# Start of Records for this task

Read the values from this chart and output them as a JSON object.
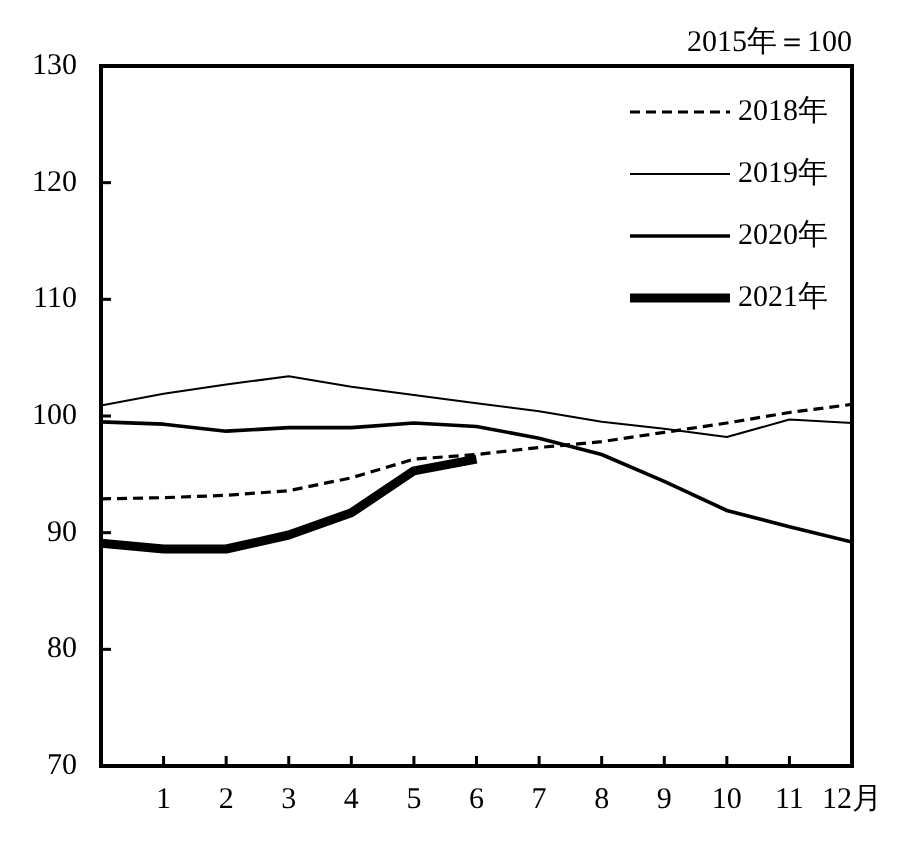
{
  "chart_data": {
    "type": "line",
    "annotations": [
      "2015年＝100"
    ],
    "x": [
      0,
      1,
      2,
      3,
      4,
      5,
      6,
      7,
      8,
      9,
      10,
      11,
      12
    ],
    "series": [
      {
        "name": "2018年",
        "color": "#000000",
        "line_style": "dashed",
        "values": [
          92.9,
          93.0,
          93.2,
          93.6,
          94.7,
          96.3,
          96.7,
          97.3,
          97.8,
          98.6,
          99.4,
          100.3,
          101.0
        ]
      },
      {
        "name": "2019年",
        "color": "#000000",
        "values": [
          100.9,
          101.9,
          102.7,
          103.4,
          102.5,
          101.8,
          101.1,
          100.4,
          99.5,
          98.9,
          98.2,
          99.7,
          99.4
        ]
      },
      {
        "name": "2020年",
        "color": "#000000",
        "values": [
          99.5,
          99.3,
          98.7,
          99.0,
          99.0,
          99.4,
          99.1,
          98.1,
          96.7,
          94.4,
          91.9,
          90.5,
          89.2
        ]
      },
      {
        "name": "2021年",
        "color": "#000000",
        "values": [
          89.1,
          88.6,
          88.6,
          89.8,
          91.7,
          95.3,
          96.3,
          null,
          null,
          null,
          null,
          null,
          null
        ]
      }
    ],
    "xlim": [
      0,
      12
    ],
    "xticks": [
      1,
      2,
      3,
      4,
      5,
      6,
      7,
      8,
      9,
      10,
      11,
      {
        "value": 12,
        "label": "12月"
      }
    ],
    "ylim": [
      70,
      130
    ],
    "yticks": [
      70,
      80,
      90,
      100,
      110,
      120,
      130
    ],
    "grid": false,
    "legend": "top right",
    "marker": "none",
    "line_style": "solid"
  }
}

# End of Records for this task

Without the pictures, write out the whole listing above exactly as it appears.

Read the values from this chart and output them as a JSON object.
{
  "chart_data": {
    "type": "line",
    "annotations": [
      "2015年＝100"
    ],
    "x": [
      0,
      1,
      2,
      3,
      4,
      5,
      6,
      7,
      8,
      9,
      10,
      11,
      12
    ],
    "series": [
      {
        "name": "2018年",
        "color": "#000000",
        "line_style": "dashed",
        "values": [
          92.9,
          93.0,
          93.2,
          93.6,
          94.7,
          96.3,
          96.7,
          97.3,
          97.8,
          98.6,
          99.4,
          100.3,
          101.0
        ]
      },
      {
        "name": "2019年",
        "color": "#000000",
        "values": [
          100.9,
          101.9,
          102.7,
          103.4,
          102.5,
          101.8,
          101.1,
          100.4,
          99.5,
          98.9,
          98.2,
          99.7,
          99.4
        ]
      },
      {
        "name": "2020年",
        "color": "#000000",
        "values": [
          99.5,
          99.3,
          98.7,
          99.0,
          99.0,
          99.4,
          99.1,
          98.1,
          96.7,
          94.4,
          91.9,
          90.5,
          89.2
        ]
      },
      {
        "name": "2021年",
        "color": "#000000",
        "values": [
          89.1,
          88.6,
          88.6,
          89.8,
          91.7,
          95.3,
          96.3,
          null,
          null,
          null,
          null,
          null,
          null
        ]
      }
    ],
    "xlim": [
      0,
      12
    ],
    "xticks": [
      1,
      2,
      3,
      4,
      5,
      6,
      7,
      8,
      9,
      10,
      11,
      {
        "value": 12,
        "label": "12月"
      }
    ],
    "ylim": [
      70,
      130
    ],
    "yticks": [
      70,
      80,
      90,
      100,
      110,
      120,
      130
    ],
    "grid": false,
    "legend": "top right",
    "marker": "none",
    "line_style": "solid"
  }
}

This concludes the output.